== WORK REQUIRED ==
Check each line of the material below for "this", then copy the ones that contain it.

== DATA SUPPLIED ==
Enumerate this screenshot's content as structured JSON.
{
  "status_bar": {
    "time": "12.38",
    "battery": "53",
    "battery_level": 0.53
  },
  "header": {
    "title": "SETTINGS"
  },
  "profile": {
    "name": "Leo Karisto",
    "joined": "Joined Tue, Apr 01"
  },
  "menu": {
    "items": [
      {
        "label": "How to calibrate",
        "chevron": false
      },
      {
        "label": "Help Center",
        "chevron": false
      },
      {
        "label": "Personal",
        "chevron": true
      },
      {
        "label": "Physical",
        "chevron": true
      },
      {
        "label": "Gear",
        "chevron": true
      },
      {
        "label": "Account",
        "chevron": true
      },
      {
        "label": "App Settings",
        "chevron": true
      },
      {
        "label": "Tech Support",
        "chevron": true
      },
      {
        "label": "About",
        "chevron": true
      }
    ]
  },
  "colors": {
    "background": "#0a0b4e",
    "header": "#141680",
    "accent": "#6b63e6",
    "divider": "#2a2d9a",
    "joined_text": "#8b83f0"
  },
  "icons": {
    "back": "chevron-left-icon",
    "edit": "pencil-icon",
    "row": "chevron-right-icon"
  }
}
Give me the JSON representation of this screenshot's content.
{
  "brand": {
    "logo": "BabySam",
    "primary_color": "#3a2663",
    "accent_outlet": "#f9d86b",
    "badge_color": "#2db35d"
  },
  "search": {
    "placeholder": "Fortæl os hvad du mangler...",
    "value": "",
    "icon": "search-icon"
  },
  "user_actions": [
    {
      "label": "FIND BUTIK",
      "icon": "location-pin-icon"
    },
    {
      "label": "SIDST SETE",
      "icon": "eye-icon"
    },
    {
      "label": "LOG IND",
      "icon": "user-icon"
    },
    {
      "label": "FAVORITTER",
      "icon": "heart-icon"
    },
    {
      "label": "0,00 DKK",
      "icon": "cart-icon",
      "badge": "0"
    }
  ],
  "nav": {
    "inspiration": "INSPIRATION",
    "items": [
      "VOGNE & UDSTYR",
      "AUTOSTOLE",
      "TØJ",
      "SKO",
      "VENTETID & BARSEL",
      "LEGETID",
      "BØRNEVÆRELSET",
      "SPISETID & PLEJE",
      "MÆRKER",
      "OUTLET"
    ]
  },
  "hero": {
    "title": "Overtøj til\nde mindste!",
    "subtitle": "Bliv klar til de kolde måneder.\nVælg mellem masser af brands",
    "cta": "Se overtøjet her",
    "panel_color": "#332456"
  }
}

== WRITTEN RESPONSE ==
Enumerate this screenshot's content as structured JSON.
Give me the JSON representation of this screenshot's content.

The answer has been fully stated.